### Figure contents as structured data:
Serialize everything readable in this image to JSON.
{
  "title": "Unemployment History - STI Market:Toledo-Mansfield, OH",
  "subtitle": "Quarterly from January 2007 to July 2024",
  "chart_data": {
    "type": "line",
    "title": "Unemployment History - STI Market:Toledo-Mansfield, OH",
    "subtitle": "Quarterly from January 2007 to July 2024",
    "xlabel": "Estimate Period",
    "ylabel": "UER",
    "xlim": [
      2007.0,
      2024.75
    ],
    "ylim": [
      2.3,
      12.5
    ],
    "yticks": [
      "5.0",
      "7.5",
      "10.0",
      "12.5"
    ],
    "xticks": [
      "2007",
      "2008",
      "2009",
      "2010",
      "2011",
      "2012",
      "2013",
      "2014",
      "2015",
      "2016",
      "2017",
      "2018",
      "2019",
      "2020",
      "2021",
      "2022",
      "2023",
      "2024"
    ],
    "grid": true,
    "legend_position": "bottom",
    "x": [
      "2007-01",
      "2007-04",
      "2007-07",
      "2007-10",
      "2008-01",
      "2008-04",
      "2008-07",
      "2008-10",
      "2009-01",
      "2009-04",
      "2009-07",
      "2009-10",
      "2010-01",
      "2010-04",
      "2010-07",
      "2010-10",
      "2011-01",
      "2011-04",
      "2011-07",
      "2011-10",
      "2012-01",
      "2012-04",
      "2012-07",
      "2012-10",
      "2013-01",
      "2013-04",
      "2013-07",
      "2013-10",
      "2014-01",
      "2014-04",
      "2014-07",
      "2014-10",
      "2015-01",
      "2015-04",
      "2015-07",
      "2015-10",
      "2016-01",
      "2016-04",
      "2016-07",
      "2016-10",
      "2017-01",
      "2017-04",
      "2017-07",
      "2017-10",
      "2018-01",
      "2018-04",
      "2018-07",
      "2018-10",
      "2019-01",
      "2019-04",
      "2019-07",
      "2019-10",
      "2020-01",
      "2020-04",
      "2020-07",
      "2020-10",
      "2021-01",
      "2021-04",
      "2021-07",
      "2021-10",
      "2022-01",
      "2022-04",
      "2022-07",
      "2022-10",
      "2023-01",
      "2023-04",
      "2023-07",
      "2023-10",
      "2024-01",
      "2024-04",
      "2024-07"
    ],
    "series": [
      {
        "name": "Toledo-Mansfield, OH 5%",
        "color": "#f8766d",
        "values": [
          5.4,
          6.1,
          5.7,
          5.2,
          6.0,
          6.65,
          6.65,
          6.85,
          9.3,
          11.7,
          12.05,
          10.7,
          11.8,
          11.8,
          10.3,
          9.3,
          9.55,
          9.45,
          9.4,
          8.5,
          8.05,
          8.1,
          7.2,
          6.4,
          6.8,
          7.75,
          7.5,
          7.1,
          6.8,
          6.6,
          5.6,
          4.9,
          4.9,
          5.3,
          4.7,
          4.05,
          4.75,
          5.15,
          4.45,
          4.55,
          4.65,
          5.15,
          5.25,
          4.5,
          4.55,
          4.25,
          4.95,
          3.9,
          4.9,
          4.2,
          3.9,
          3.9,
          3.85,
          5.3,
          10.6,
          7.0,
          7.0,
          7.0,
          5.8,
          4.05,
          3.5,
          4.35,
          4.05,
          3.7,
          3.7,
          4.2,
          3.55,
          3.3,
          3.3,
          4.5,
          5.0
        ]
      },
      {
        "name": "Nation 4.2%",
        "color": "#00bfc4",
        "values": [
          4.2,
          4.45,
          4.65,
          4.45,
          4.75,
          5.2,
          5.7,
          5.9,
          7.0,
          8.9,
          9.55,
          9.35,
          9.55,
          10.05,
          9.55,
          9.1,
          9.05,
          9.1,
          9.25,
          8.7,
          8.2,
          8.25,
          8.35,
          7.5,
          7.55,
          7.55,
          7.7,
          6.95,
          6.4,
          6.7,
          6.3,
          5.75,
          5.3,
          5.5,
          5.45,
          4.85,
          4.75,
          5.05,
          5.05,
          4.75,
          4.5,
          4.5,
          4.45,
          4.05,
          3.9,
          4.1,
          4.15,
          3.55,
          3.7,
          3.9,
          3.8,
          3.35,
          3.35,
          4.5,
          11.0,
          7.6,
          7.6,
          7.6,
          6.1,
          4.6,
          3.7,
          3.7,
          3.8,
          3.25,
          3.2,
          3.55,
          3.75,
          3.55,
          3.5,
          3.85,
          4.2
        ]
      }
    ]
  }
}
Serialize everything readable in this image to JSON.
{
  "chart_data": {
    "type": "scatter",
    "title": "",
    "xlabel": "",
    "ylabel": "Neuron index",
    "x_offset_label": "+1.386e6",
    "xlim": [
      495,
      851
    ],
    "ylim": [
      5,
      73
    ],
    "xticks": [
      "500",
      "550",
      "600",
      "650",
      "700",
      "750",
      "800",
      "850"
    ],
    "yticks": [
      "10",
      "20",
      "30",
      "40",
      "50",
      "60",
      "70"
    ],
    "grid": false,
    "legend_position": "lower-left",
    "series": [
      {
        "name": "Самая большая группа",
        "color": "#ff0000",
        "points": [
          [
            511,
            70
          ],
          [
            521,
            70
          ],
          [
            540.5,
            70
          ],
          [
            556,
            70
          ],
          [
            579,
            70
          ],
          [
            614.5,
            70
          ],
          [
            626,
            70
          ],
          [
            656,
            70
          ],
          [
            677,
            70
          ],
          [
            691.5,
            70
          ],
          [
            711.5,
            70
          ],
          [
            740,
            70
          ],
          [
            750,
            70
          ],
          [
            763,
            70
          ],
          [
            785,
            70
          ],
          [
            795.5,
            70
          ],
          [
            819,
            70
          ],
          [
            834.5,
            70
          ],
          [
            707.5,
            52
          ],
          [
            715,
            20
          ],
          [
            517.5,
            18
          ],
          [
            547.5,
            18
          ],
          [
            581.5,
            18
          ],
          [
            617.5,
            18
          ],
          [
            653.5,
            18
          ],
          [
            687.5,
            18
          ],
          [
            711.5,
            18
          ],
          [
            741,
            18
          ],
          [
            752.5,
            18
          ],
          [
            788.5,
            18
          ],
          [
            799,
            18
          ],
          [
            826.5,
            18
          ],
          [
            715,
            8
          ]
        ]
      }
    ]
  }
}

### Work to complete:
Go through the records and gather the lines that hold "Unemployment".

### Answer for the task:
  "title": "Unemployment History - STI Market:Toledo-Mansfield, OH",
    "title": "Unemployment History - STI Market:Toledo-Mansfield, OH",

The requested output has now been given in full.